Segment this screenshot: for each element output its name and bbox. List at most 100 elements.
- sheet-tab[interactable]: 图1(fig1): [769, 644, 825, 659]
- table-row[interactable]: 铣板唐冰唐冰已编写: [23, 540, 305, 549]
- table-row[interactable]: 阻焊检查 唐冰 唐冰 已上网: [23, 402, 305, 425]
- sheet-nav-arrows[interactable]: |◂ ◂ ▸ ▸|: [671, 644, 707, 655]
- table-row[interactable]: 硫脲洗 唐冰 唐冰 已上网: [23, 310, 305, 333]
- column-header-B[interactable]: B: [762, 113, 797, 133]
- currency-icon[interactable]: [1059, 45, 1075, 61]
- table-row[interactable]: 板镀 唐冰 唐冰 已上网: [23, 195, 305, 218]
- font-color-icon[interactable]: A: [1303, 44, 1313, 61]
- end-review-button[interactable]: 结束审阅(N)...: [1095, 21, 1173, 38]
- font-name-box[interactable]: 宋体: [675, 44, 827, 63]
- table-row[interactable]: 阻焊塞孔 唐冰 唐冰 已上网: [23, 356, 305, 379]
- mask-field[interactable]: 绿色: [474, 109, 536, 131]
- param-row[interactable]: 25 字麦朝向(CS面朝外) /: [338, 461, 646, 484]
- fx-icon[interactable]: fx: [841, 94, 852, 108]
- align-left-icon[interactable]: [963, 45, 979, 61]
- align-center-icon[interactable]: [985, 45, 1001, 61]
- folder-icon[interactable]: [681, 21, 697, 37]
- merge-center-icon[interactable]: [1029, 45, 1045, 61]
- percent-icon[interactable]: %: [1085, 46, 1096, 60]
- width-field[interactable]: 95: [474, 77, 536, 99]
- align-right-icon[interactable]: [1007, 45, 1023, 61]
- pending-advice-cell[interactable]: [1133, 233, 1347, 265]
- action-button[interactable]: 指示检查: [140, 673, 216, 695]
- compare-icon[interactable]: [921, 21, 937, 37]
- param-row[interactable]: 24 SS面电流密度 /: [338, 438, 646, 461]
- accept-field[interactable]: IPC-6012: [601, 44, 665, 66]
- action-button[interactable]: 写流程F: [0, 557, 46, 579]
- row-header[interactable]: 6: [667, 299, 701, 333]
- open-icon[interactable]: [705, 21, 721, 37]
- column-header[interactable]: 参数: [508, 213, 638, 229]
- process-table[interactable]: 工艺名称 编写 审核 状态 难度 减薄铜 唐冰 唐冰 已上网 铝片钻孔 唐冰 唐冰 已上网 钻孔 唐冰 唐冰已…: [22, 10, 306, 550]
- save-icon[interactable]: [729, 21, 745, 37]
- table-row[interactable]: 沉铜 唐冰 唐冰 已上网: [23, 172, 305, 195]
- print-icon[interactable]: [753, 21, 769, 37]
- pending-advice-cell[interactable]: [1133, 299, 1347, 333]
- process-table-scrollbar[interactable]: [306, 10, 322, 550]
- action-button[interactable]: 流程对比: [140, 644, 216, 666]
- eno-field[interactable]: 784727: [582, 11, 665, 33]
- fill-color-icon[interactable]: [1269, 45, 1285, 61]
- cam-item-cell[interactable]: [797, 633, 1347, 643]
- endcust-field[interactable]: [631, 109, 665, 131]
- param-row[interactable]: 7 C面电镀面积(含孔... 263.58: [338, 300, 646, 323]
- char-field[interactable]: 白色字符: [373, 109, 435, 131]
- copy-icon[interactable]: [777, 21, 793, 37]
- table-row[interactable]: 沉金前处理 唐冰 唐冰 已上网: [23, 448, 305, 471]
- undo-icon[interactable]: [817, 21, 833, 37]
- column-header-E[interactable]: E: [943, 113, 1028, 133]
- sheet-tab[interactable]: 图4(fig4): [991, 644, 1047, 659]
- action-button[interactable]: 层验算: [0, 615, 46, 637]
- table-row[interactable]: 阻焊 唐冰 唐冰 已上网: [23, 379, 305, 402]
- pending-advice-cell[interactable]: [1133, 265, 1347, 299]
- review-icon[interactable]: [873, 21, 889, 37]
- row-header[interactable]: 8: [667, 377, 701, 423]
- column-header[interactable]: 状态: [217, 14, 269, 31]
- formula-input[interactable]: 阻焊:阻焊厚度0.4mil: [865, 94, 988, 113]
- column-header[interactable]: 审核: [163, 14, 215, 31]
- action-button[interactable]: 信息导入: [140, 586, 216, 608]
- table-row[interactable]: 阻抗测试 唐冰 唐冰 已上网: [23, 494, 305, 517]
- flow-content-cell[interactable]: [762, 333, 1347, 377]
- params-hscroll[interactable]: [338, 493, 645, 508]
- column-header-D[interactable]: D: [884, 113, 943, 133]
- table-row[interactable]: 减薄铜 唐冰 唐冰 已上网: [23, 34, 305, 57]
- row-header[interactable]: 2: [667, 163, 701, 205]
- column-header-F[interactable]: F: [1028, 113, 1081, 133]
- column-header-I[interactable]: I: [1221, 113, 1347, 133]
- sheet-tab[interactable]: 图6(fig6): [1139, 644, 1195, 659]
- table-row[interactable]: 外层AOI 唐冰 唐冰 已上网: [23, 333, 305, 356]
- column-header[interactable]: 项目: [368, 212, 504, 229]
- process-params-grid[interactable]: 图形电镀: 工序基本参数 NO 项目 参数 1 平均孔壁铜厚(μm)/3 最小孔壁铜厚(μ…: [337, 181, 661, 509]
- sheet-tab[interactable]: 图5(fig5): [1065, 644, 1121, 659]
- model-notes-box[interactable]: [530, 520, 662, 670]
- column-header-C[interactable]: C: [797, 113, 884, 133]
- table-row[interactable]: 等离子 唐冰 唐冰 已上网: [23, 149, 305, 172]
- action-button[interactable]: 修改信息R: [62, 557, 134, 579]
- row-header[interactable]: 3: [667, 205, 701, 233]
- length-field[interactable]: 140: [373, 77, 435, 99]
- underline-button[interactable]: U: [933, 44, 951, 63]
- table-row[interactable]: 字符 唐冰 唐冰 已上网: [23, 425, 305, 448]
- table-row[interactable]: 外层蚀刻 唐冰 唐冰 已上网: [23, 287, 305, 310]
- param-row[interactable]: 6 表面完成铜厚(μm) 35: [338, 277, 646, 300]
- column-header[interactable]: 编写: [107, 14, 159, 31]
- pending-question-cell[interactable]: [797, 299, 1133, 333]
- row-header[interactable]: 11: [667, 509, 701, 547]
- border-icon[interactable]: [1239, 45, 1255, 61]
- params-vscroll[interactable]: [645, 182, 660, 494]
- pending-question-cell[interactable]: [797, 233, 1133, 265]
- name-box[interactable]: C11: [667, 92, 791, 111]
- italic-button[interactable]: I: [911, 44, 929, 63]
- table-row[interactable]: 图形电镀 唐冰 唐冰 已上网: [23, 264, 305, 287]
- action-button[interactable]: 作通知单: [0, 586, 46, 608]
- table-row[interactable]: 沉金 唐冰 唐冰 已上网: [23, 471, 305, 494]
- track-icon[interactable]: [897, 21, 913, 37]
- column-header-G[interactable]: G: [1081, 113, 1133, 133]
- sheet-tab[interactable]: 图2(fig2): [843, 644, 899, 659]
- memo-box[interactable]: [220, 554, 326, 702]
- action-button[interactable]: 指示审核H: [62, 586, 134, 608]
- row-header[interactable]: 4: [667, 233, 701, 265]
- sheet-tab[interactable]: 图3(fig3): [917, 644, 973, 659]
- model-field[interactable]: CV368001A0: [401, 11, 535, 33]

::::::::::

## THE REQUEST
Copy the entries verbatim from their first line down to and including the line that contains "- sheet-nav-arrows[interactable]: |◂".

## SOLUTION FOR THIS EXERCISE
Segment this screenshot: for each element output its name and bbox. List at most 100 elements.
- sheet-tab[interactable]: 图1(fig1): [769, 644, 825, 659]
- table-row[interactable]: 铣板唐冰唐冰已编写: [23, 540, 305, 549]
- table-row[interactable]: 阻焊检查 唐冰 唐冰 已上网: [23, 402, 305, 425]
- sheet-nav-arrows[interactable]: |◂ ◂ ▸ ▸|: [671, 644, 707, 655]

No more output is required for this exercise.